## Job
Below are entries to be transcribed exactly; exclude the pictures from the copy.

## Data excerpts
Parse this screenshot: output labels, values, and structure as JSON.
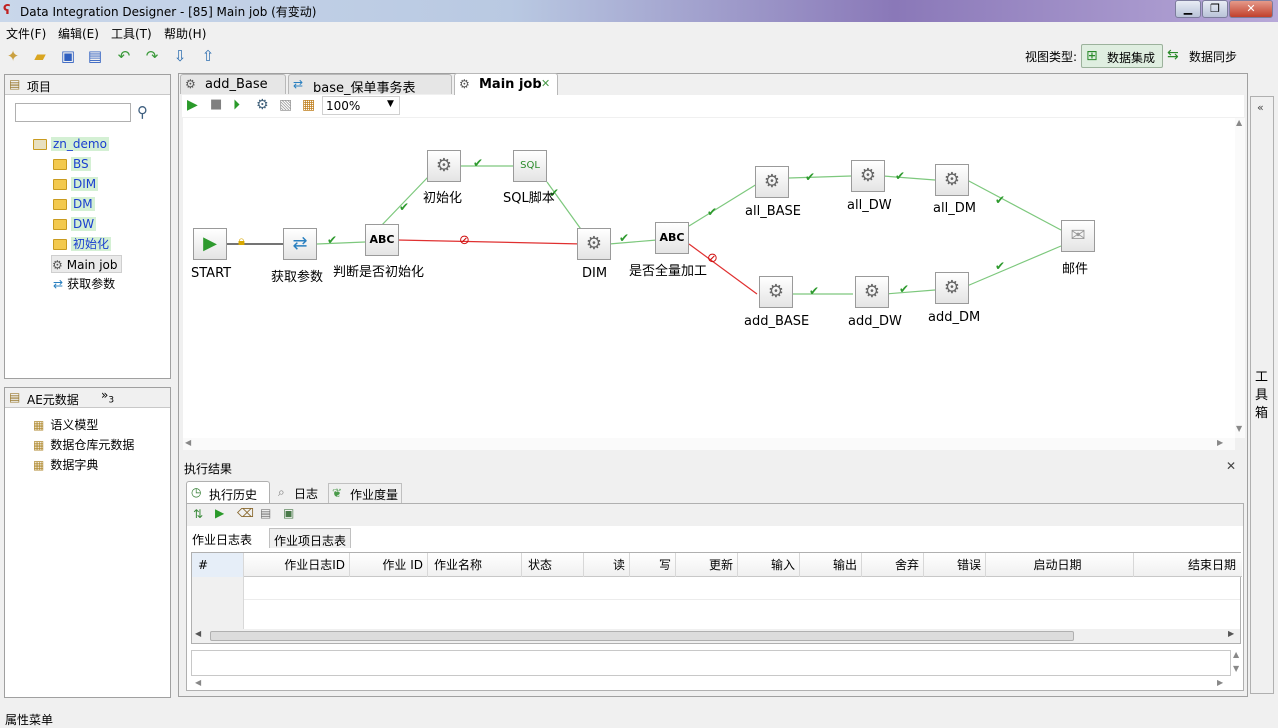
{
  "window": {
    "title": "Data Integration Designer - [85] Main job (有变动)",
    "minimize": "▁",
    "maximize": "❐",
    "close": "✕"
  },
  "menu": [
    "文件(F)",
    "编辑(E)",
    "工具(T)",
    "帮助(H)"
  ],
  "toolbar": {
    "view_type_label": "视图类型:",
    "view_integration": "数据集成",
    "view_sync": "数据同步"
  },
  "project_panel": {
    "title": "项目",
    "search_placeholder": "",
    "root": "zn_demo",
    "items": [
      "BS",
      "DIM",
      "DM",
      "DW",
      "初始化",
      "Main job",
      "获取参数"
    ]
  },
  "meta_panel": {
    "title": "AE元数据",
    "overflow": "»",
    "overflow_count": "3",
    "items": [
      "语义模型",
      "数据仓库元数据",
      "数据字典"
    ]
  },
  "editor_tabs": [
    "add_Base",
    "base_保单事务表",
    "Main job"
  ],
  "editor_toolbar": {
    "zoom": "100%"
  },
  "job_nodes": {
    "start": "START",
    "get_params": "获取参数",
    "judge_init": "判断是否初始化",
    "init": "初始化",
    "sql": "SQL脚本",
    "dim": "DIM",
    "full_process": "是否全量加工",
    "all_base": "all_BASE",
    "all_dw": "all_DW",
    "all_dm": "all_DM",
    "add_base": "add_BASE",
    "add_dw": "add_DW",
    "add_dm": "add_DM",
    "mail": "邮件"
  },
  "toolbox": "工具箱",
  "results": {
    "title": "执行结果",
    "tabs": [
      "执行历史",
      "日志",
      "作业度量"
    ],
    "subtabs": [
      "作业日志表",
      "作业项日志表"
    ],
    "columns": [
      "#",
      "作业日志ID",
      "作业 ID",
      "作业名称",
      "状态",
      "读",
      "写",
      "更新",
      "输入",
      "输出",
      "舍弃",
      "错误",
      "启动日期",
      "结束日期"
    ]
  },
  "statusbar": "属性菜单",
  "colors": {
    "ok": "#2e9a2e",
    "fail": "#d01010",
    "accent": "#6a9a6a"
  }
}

## Output of the task
Parse this screenshot: output labels, values, and structure as JSON.
{
  "window": {
    "title": "Data Integration Designer - [85] Main job (有变动)",
    "minimize": "▁",
    "maximize": "❐",
    "close": "✕"
  },
  "menu": [
    "文件(F)",
    "编辑(E)",
    "工具(T)",
    "帮助(H)"
  ],
  "toolbar": {
    "view_type_label": "视图类型:",
    "view_integration": "数据集成",
    "view_sync": "数据同步"
  },
  "project_panel": {
    "title": "项目",
    "search_placeholder": "",
    "root": "zn_demo",
    "items": [
      "BS",
      "DIM",
      "DM",
      "DW",
      "初始化",
      "Main job",
      "获取参数"
    ]
  },
  "meta_panel": {
    "title": "AE元数据",
    "overflow": "»",
    "overflow_count": "3",
    "items": [
      "语义模型",
      "数据仓库元数据",
      "数据字典"
    ]
  },
  "editor_tabs": [
    "add_Base",
    "base_保单事务表",
    "Main job"
  ],
  "editor_toolbar": {
    "zoom": "100%"
  },
  "job_nodes": {
    "start": "START",
    "get_params": "获取参数",
    "judge_init": "判断是否初始化",
    "init": "初始化",
    "sql": "SQL脚本",
    "dim": "DIM",
    "full_process": "是否全量加工",
    "all_base": "all_BASE",
    "all_dw": "all_DW",
    "all_dm": "all_DM",
    "add_base": "add_BASE",
    "add_dw": "add_DW",
    "add_dm": "add_DM",
    "mail": "邮件"
  },
  "toolbox": "工具箱",
  "results": {
    "title": "执行结果",
    "tabs": [
      "执行历史",
      "日志",
      "作业度量"
    ],
    "subtabs": [
      "作业日志表",
      "作业项日志表"
    ],
    "columns": [
      "#",
      "作业日志ID",
      "作业 ID",
      "作业名称",
      "状态",
      "读",
      "写",
      "更新",
      "输入",
      "输出",
      "舍弃",
      "错误",
      "启动日期",
      "结束日期"
    ]
  },
  "statusbar": "属性菜单",
  "colors": {
    "ok": "#2e9a2e",
    "fail": "#d01010",
    "accent": "#6a9a6a"
  }
}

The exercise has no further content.